== EXTRACTED RECORDS ==

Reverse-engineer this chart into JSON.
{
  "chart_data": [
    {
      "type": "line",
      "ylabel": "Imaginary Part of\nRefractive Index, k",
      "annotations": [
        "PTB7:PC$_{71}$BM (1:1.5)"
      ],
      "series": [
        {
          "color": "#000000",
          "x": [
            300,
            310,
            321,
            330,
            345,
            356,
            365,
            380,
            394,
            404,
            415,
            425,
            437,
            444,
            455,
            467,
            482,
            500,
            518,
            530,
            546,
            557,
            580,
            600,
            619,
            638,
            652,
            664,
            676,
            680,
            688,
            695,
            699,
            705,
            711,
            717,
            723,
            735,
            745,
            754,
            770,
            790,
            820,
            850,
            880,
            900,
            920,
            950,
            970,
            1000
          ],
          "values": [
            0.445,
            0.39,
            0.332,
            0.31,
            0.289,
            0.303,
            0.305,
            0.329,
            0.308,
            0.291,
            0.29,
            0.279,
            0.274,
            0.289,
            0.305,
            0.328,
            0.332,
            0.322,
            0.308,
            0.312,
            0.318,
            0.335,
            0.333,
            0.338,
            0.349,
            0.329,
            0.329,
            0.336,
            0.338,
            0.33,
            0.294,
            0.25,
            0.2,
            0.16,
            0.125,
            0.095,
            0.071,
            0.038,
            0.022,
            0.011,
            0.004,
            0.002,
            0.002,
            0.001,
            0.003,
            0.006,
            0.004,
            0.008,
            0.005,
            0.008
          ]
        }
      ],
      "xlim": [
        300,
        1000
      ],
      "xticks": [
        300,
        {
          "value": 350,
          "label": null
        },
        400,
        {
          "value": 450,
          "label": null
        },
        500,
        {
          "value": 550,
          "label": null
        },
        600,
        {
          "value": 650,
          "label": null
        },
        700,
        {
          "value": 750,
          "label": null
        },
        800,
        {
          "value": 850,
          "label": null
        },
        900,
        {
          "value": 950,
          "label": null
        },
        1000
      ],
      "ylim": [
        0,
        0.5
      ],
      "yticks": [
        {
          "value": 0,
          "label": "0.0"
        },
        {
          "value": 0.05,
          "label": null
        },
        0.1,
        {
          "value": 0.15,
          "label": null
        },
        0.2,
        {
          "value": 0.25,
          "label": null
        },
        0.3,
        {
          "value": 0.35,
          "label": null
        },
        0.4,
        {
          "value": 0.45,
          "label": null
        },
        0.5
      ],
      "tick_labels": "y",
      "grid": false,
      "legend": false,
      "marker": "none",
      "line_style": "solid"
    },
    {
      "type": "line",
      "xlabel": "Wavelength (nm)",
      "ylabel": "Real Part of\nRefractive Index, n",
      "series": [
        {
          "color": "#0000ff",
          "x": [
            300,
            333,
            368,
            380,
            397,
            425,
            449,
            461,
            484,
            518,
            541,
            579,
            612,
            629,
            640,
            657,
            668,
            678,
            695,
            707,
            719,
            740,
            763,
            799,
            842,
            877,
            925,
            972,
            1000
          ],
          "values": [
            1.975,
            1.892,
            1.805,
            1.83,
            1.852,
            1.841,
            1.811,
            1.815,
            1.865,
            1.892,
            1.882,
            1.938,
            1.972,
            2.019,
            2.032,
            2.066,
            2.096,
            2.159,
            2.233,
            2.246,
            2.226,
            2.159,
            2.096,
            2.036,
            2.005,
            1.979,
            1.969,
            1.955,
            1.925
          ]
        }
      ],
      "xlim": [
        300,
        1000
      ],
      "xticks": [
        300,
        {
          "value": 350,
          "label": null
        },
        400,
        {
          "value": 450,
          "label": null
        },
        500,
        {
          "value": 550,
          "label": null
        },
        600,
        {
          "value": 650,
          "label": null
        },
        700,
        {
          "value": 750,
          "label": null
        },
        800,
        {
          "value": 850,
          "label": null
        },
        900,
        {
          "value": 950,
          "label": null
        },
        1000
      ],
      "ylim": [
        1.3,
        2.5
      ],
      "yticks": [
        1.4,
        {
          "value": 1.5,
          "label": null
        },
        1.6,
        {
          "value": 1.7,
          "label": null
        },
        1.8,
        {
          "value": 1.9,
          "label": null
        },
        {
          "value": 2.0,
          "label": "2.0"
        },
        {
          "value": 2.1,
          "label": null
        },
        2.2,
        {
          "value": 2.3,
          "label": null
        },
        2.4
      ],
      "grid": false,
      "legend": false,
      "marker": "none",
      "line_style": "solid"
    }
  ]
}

===

** JOB **
Retype the material in full. Each word must match.

** RESULT OF THIS EXERCISE **
Reverse-engineer this chart into JSON.
{
  "chart_data": [
    {
      "type": "line",
      "ylabel": "Imaginary Part of\nRefractive Index, k",
      "annotations": [
        "PTB7:PC$_{71}$BM (1:1.5)"
      ],
      "series": [
        {
          "color": "#000000",
          "x": [
            300,
            310,
            321,
            330,
            345,
            356,
            365,
            380,
            394,
            404,
            415,
            425,
            437,
            444,
            455,
            467,
            482,
            500,
            518,
            530,
            546,
            557,
            580,
            600,
            619,
            638,
            652,
            664,
            676,
            680,
            688,
            695,
            699,
            705,
            711,
            717,
            723,
            735,
            745,
            754,
            770,
            790,
            820,
            850,
            880,
            900,
            920,
            950,
            970,
            1000
          ],
          "values": [
            0.445,
            0.39,
            0.332,
            0.31,
            0.289,
            0.303,
            0.305,
            0.329,
            0.308,
            0.291,
            0.29,
            0.279,
            0.274,
            0.289,
            0.305,
            0.328,
            0.332,
            0.322,
            0.308,
            0.312,
            0.318,
            0.335,
            0.333,
            0.338,
            0.349,
            0.329,
            0.329,
            0.336,
            0.338,
            0.33,
            0.294,
            0.25,
            0.2,
            0.16,
            0.125,
            0.095,
            0.071,
            0.038,
            0.022,
            0.011,
            0.004,
            0.002,
            0.002,
            0.001,
            0.003,
            0.006,
            0.004,
            0.008,
            0.005,
            0.008
          ]
        }
      ],
      "xlim": [
        300,
        1000
      ],
      "xticks": [
        300,
        {
          "value": 350,
          "label": null
        },
        400,
        {
          "value": 450,
          "label": null
        },
        500,
        {
          "value": 550,
          "label": null
        },
        600,
        {
          "value": 650,
          "label": null
        },
        700,
        {
          "value": 750,
          "label": null
        },
        800,
        {
          "value": 850,
          "label": null
        },
        900,
        {
          "value": 950,
          "label": null
        },
        1000
      ],
      "ylim": [
        0,
        0.5
      ],
      "yticks": [
        {
          "value": 0,
          "label": "0.0"
        },
        {
          "value": 0.05,
          "label": null
        },
        0.1,
        {
          "value": 0.15,
          "label": null
        },
        0.2,
        {
          "value": 0.25,
          "label": null
        },
        0.3,
        {
          "value": 0.35,
          "label": null
        },
        0.4,
        {
          "value": 0.45,
          "label": null
        },
        0.5
      ],
      "tick_labels": "y",
      "grid": false,
      "legend": false,
      "marker": "none",
      "line_style": "solid"
    },
    {
      "type": "line",
      "xlabel": "Wavelength (nm)",
      "ylabel": "Real Part of\nRefractive Index, n",
      "series": [
        {
          "color": "#0000ff",
          "x": [
            300,
            333,
            368,
            380,
            397,
            425,
            449,
            461,
            484,
            518,
            541,
            579,
            612,
            629,
            640,
            657,
            668,
            678,
            695,
            707,
            719,
            740,
            763,
            799,
            842,
            877,
            925,
            972,
            1000
          ],
          "values": [
            1.975,
            1.892,
            1.805,
            1.83,
            1.852,
            1.841,
            1.811,
            1.815,
            1.865,
            1.892,
            1.882,
            1.938,
            1.972,
            2.019,
            2.032,
            2.066,
            2.096,
            2.159,
            2.233,
            2.246,
            2.226,
            2.159,
            2.096,
            2.036,
            2.005,
            1.979,
            1.969,
            1.955,
            1.925
          ]
        }
      ],
      "xlim": [
        300,
        1000
      ],
      "xticks": [
        300,
        {
          "value": 350,
          "label": null
        },
        400,
        {
          "value": 450,
          "label": null
        },
        500,
        {
          "value": 550,
          "label": null
        },
        600,
        {
          "value": 650,
          "label": null
        },
        700,
        {
          "value": 750,
          "label": null
        },
        800,
        {
          "value": 850,
          "label": null
        },
        900,
        {
          "value": 950,
          "label": null
        },
        1000
      ],
      "ylim": [
        1.3,
        2.5
      ],
      "yticks": [
        1.4,
        {
          "value": 1.5,
          "label": null
        },
        1.6,
        {
          "value": 1.7,
          "label": null
        },
        1.8,
        {
          "value": 1.9,
          "label": null
        },
        {
          "value": 2.0,
          "label": "2.0"
        },
        {
          "value": 2.1,
          "label": null
        },
        2.2,
        {
          "value": 2.3,
          "label": null
        },
        2.4
      ],
      "grid": false,
      "legend": false,
      "marker": "none",
      "line_style": "solid"
    }
  ]
}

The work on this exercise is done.